Please report every line from the material that contains the word "title".

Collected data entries
▼▼▼

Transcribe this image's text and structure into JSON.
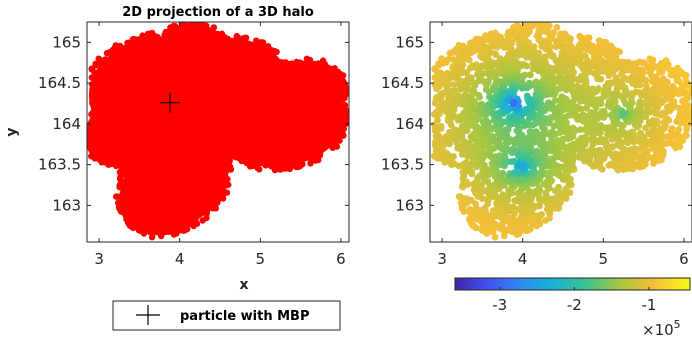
{
  "chart_data": [
    {
      "type": "scatter",
      "title": "2D projection of a 3D halo",
      "xlabel": "x",
      "ylabel": "y",
      "xlim": [
        2.85,
        6.1
      ],
      "ylim": [
        162.55,
        165.25
      ],
      "xticks": [
        3,
        4,
        5,
        6
      ],
      "yticks": [
        163,
        163.5,
        164,
        164.5,
        165
      ],
      "xtick_labels": [
        "3",
        "4",
        "5",
        "6"
      ],
      "ytick_labels": [
        "163",
        "163.5",
        "164",
        "164.5",
        "165"
      ],
      "grid": false,
      "point_color": "#ff0000",
      "marker": {
        "name": "particle with MBP",
        "shape": "plus",
        "x": 3.88,
        "y": 164.26
      },
      "legend": {
        "placement": "bottom",
        "entries": [
          "particle with MBP"
        ]
      }
    },
    {
      "type": "heatmap",
      "title": "",
      "xlim": [
        2.85,
        6.1
      ],
      "ylim": [
        162.55,
        165.25
      ],
      "xticks": [
        3,
        4,
        5,
        6
      ],
      "yticks": [
        163,
        163.5,
        164,
        164.5,
        165
      ],
      "xtick_labels": [
        "3",
        "4",
        "5",
        "6"
      ],
      "ytick_labels": [
        "163",
        "163.5",
        "164",
        "164.5",
        "165"
      ],
      "colormap": "parula",
      "colorbar": {
        "placement": "bottom",
        "range": [
          -3.6,
          -0.45
        ],
        "ticks": [
          -3,
          -2,
          -1
        ],
        "tick_labels": [
          "-3",
          "-2",
          "-1"
        ],
        "exponent_label": "×10",
        "exponent_power": "5"
      },
      "potential_minima": [
        {
          "x": 3.9,
          "y": 164.25,
          "value": -3.6
        },
        {
          "x": 3.98,
          "y": 163.47,
          "value": -3.3
        },
        {
          "x": 5.25,
          "y": 164.13,
          "value": -2.1
        }
      ]
    }
  ]
}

▲▲▲

*Result of this exercise*.
      "title": "2D projection of a 3D halo",
      "title": "",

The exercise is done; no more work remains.